[Entries supplied]:
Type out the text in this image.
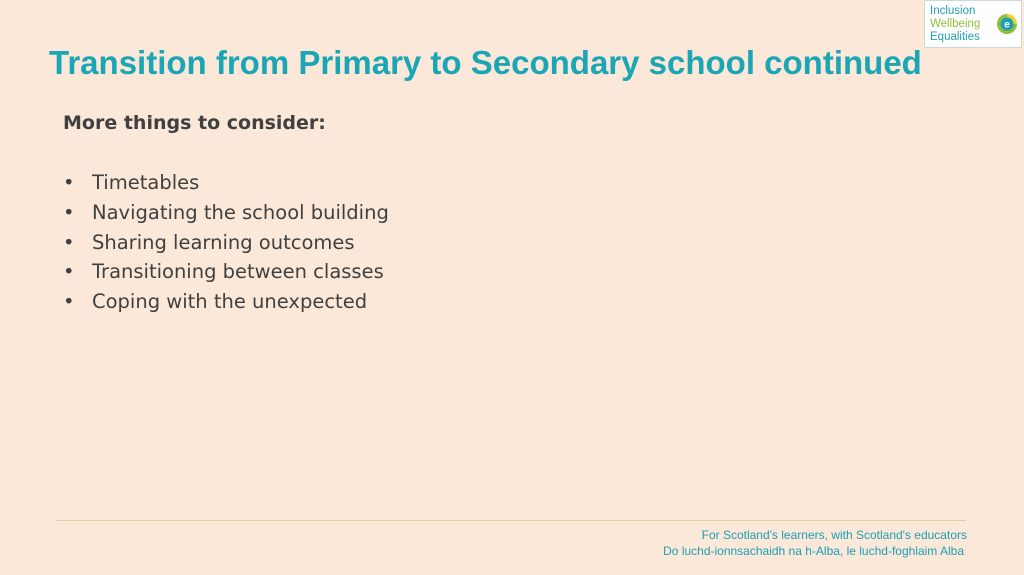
Inclusion
Wellbeing
Equalities
e
Transition from Primary to Secondary school continued
More things to consider:
• Timetables
• Navigating the school building
• Sharing learning outcomes
• Transitioning between classes
• Coping with the unexpected
For Scotland's learners, with Scotland's educators
Do luchd-ionnsachaidh na h-Alba, le luchd-foghlaim Alba
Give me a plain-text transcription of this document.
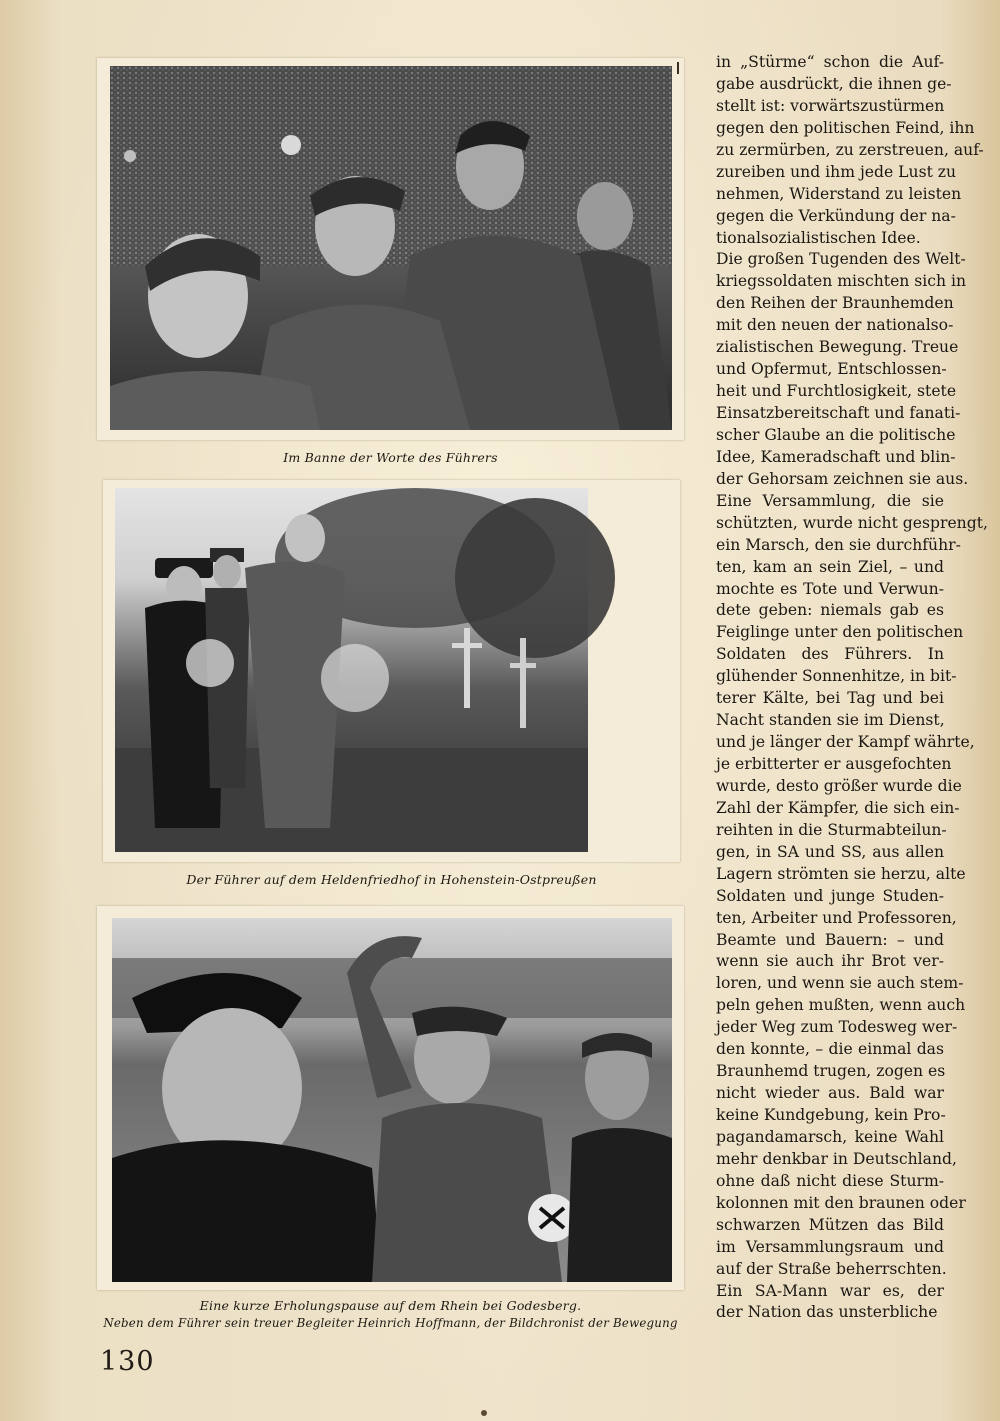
Im Banne der Worte des Führers
Der Führer auf dem Heldenfriedhof in Hohenstein-Ostpreußen
Eine kurze Erholungspause auf dem Rhein bei Godesberg.
Neben dem Führer sein treuer Begleiter Heinrich Hoffmann, der Bildchronist der Bewegung
in „Stürme“ schon die Auf-
gabe ausdrückt, die ihnen ge-
stellt ist: vorwärtszustürmen
gegen den politischen Feind, ihn
zu zermürben, zu zerstreuen, auf-
zureiben und ihm jede Lust zu
nehmen, Widerstand zu leisten
gegen die Verkündung der na-
tionalsozialistischen Idee.
Die großen Tugenden des Welt-
kriegssoldaten mischten sich in
den Reihen der Braunhemden
mit den neuen der nationalso-
zialistischen Bewegung. Treue
und Opfermut, Entschlossen-
heit und Furchtlosigkeit, stete
Einsatzbereitschaft und fanati-
scher Glaube an die politische
Idee, Kameradschaft und blin-
der Gehorsam zeichnen sie aus.
Eine Versammlung, die sie
schützten, wurde nicht gesprengt,
ein Marsch, den sie durchführ-
ten, kam an sein Ziel, – und
mochte es Tote und Verwun-
dete geben: niemals gab es
Feiglinge unter den politischen
Soldaten des Führers. In
glühender Sonnenhitze, in bit-
terer Kälte, bei Tag und bei
Nacht standen sie im Dienst,
und je länger der Kampf währte,
je erbitterter er ausgefochten
wurde, desto größer wurde die
Zahl der Kämpfer, die sich ein-
reihten in die Sturmabteilun-
gen, in SA und SS, aus allen
Lagern strömten sie herzu, alte
Soldaten und junge Studen-
ten, Arbeiter und Professoren,
Beamte und Bauern: – und
wenn sie auch ihr Brot ver-
loren, und wenn sie auch stem-
peln gehen mußten, wenn auch
jeder Weg zum Todesweg wer-
den konnte, – die einmal das
Braunhemd trugen, zogen es
nicht wieder aus. Bald war
keine Kundgebung, kein Pro-
pagandamarsch, keine Wahl
mehr denkbar in Deutschland,
ohne daß nicht diese Sturm-
kolonnen mit den braunen oder
schwarzen Mützen das Bild
im Versammlungsraum und
auf der Straße beherrschten.
Ein SA-Mann war es, der
der Nation das unsterbliche
130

[Task requirements]: Where a line of the data holds "gegen", show that line.

[The output]:
gegen den politischen Feind, ihn
gegen die Verkündung der na-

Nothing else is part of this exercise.